Collected data:
------
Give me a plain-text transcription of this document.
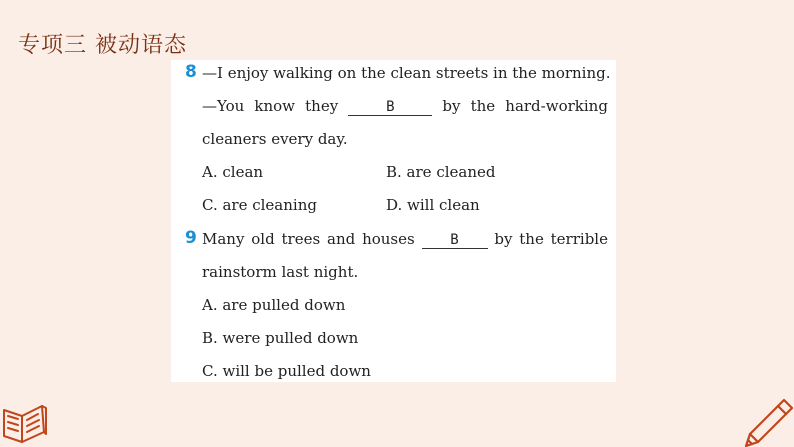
专项三 被动语态
8 —I enjoy walking on the clean streets in the morning.
—You know they	B	by the hard-working
cleaners every day.
A. clean	B. are cleaned
C. are cleaning	D. will clean
9 Many old trees and houses	B	by the terrible
rainstorm last night.
A. are pulled down
B. were pulled down
C. will be pulled down
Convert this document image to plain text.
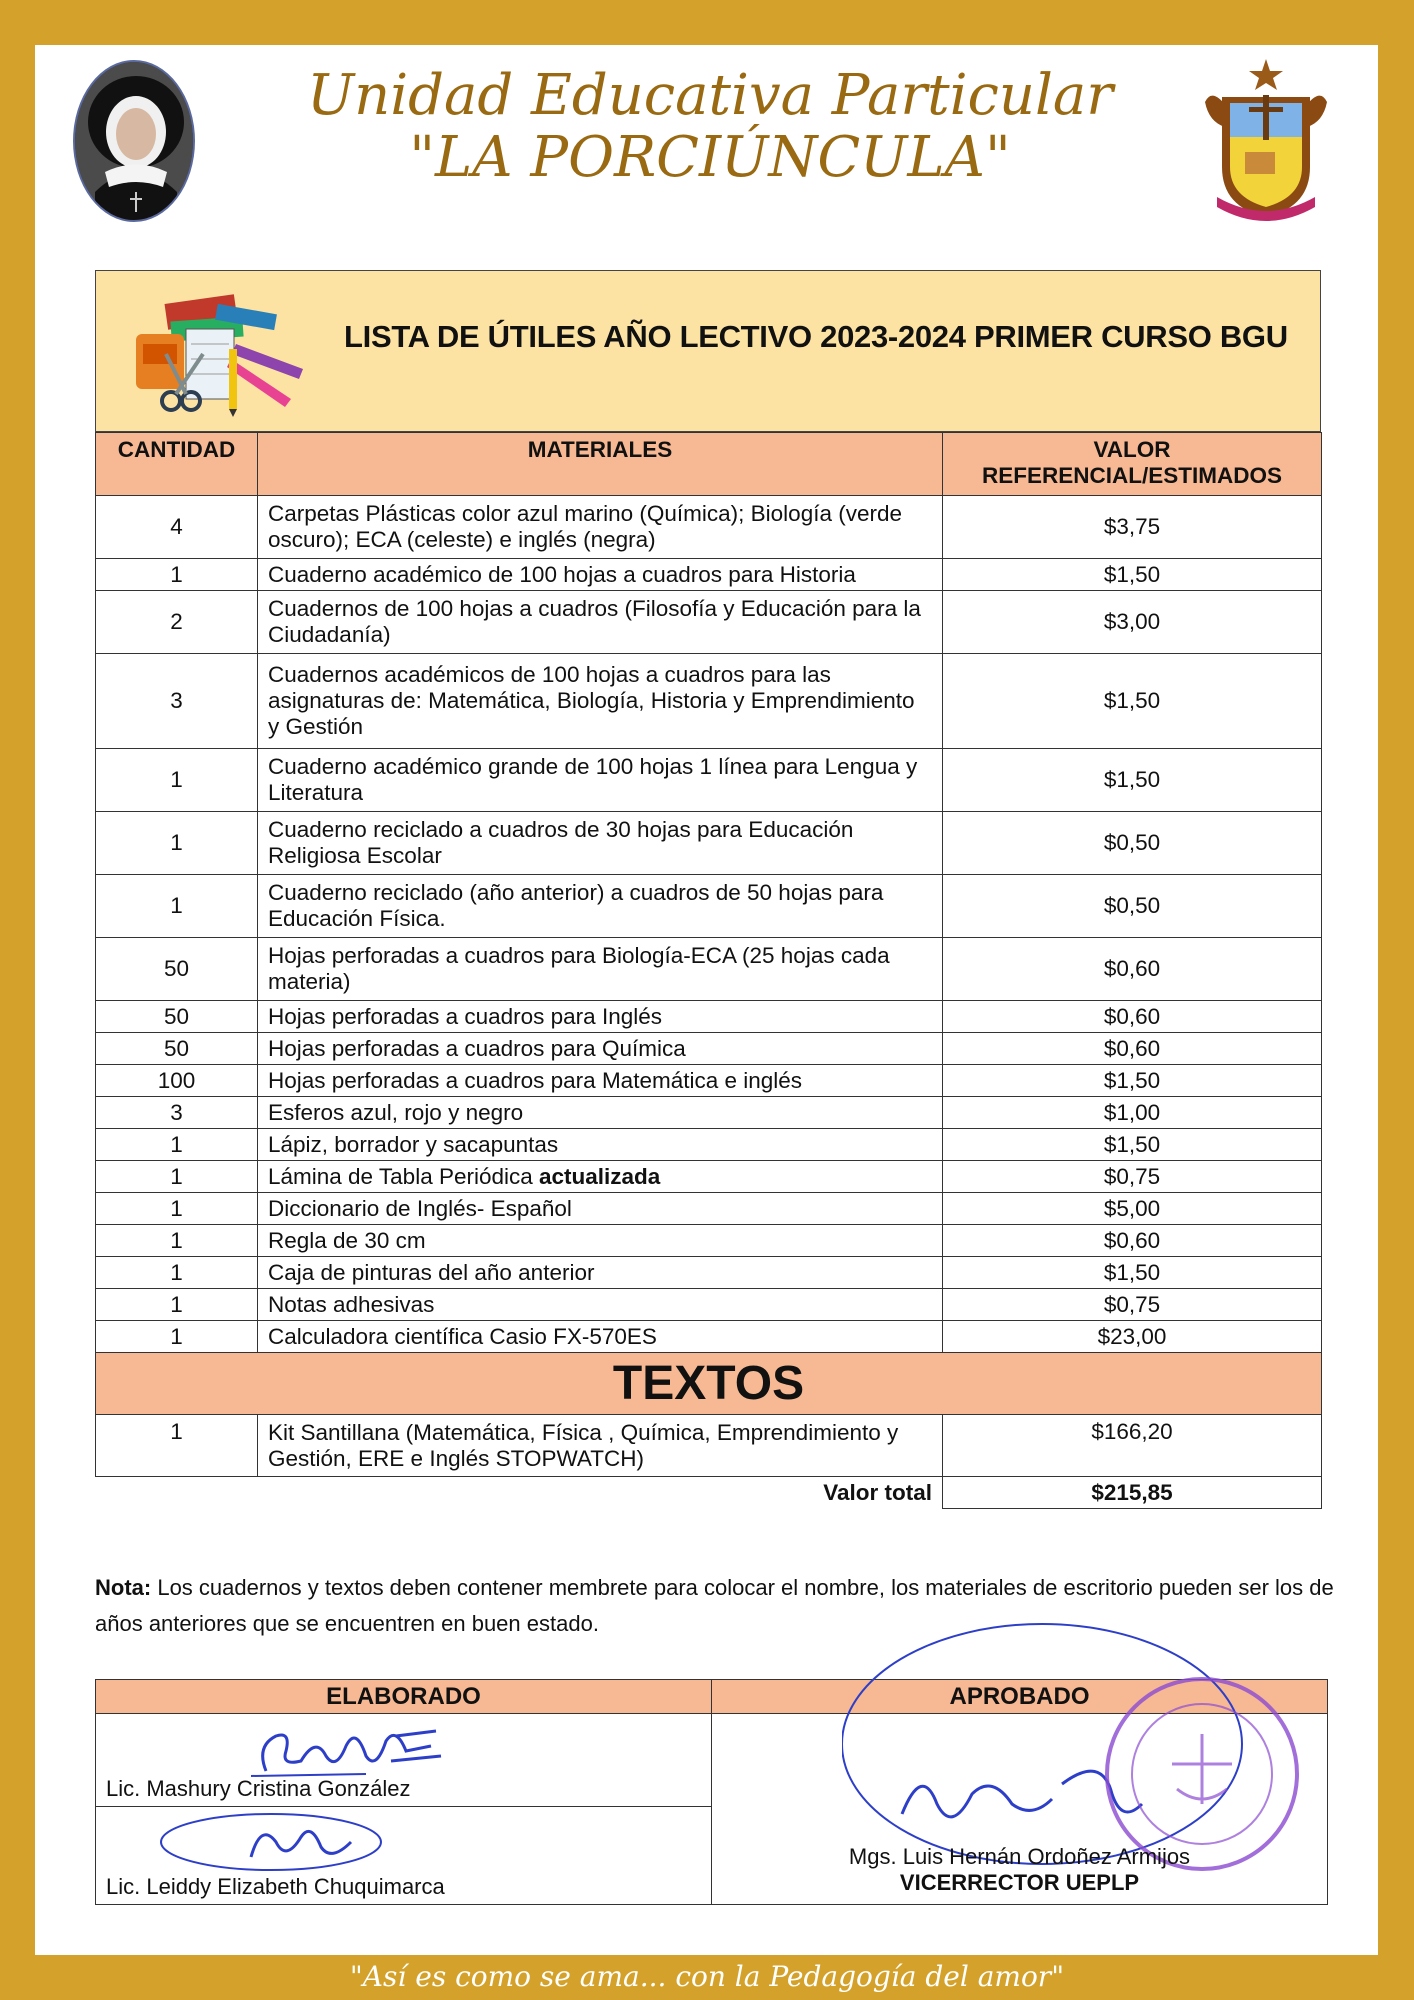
Unidad Educativa Particular
"LA PORCIÚNCULA"
LISTA DE ÚTILES AÑO LECTIVO 2023-2024 PRIMER CURSO BGU
CANTIDAD	MATERIALES	VALOR
REFERENCIAL/ESTIMADOS

4	Carpetas Plásticas color azul marino (Química); Biología (verde oscuro); ECA (celeste) e inglés (negra)	$3,75
1	Cuaderno académico de 100 hojas a cuadros para Historia	$1,50
2	Cuadernos de 100 hojas a cuadros (Filosofía y Educación para la Ciudadanía)	$3,00
3	Cuadernos académicos de 100 hojas a cuadros para las asignaturas de: Matemática, Biología, Historia y Emprendimiento y Gestión	$1,50
1	Cuaderno académico grande de 100 hojas 1 línea para Lengua y Literatura	$1,50
1	Cuaderno reciclado a cuadros de 30 hojas para Educación Religiosa Escolar	$0,50
1	Cuaderno reciclado (año anterior) a cuadros de 50 hojas para Educación Física.	$0,50
50	Hojas perforadas a cuadros para Biología-ECA (25 hojas cada materia)	$0,60
50	Hojas perforadas a cuadros para Inglés	$0,60
50	Hojas perforadas a cuadros para Química	$0,60
100	Hojas perforadas a cuadros para Matemática e inglés	$1,50
3	Esferos azul, rojo y negro	$1,00
1	Lápiz, borrador y sacapuntas	$1,50
1	Lámina de Tabla Periódica actualizada	$0,75
1	Diccionario de Inglés- Español	$5,00
1	Regla de 30 cm	$0,60
1	Caja de pinturas del año anterior	$1,50
1	Notas adhesivas	$0,75
1	Calculadora científica Casio FX-570ES	$23,00
TEXTOS		
1	Kit Santillana (Matemática, Física , Química, Emprendimiento y Gestión, ERE e Inglés STOPWATCH)	$166,20
	Valor total	$215,85
Nota: Los cuadernos y textos deben contener membrete para colocar el nombre, los materiales de escritorio pueden ser los de años anteriores que se encuentren en buen estado.
ELABORADO	APROBADO

Lic. Mashury Cristina González	Mgs. Luis Hernán Ordoñez Armijos
VICERRECTOR UEPLP

Lic. Leiddy Elizabeth Chuquimarca	
"Así es como se ama... con la Pedagogía del amor"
------
**INSTRUCTIONS FOR THE TASK**
Return all of the entries exactly as written, but drop any pictures they hold.

**ANSWER**
Give me a plain-text transcription of this document.
专项三 被动语态
8 —I enjoy walking on the clean streets in the morning.
—You know they	B	by the hard-working
cleaners every day.
A. clean	B. are cleaned
C. are cleaning	D. will clean
9 Many old trees and houses	B	by the terrible
rainstorm last night.
A. are pulled down
B. were pulled down
C. will be pulled down
Convert this document image to plain text.
Unidad Educativa Particular
"LA PORCIÚNCULA"
LISTA DE ÚTILES AÑO LECTIVO 2023-2024 PRIMER CURSO BGU
CANTIDAD	MATERIALES	VALOR
REFERENCIAL/ESTIMADOS

4	Carpetas Plásticas color azul marino (Química); Biología (verde oscuro); ECA (celeste) e inglés (negra)	$3,75
1	Cuaderno académico de 100 hojas a cuadros para Historia	$1,50
2	Cuadernos de 100 hojas a cuadros (Filosofía y Educación para la Ciudadanía)	$3,00
3	Cuadernos académicos de 100 hojas a cuadros para las asignaturas de: Matemática, Biología, Historia y Emprendimiento y Gestión	$1,50
1	Cuaderno académico grande de 100 hojas 1 línea para Lengua y Literatura	$1,50
1	Cuaderno reciclado a cuadros de 30 hojas para Educación Religiosa Escolar	$0,50
1	Cuaderno reciclado (año anterior) a cuadros de 50 hojas para Educación Física.	$0,50
50	Hojas perforadas a cuadros para Biología-ECA (25 hojas cada materia)	$0,60
50	Hojas perforadas a cuadros para Inglés	$0,60
50	Hojas perforadas a cuadros para Química	$0,60
100	Hojas perforadas a cuadros para Matemática e inglés	$1,50
3	Esferos azul, rojo y negro	$1,00
1	Lápiz, borrador y sacapuntas	$1,50
1	Lámina de Tabla Periódica actualizada	$0,75
1	Diccionario de Inglés- Español	$5,00
1	Regla de 30 cm	$0,60
1	Caja de pinturas del año anterior	$1,50
1	Notas adhesivas	$0,75
1	Calculadora científica Casio FX-570ES	$23,00
TEXTOS		
1	Kit Santillana (Matemática, Física , Química, Emprendimiento y Gestión, ERE e Inglés STOPWATCH)	$166,20
	Valor total	$215,85
Nota: Los cuadernos y textos deben contener membrete para colocar el nombre, los materiales de escritorio pueden ser los de años anteriores que se encuentren en buen estado.
ELABORADO	APROBADO

Lic. Mashury Cristina González	Mgs. Luis Hernán Ordoñez Armijos
VICERRECTOR UEPLP

Lic. Leiddy Elizabeth Chuquimarca	
"Así es como se ama... con la Pedagogía del amor"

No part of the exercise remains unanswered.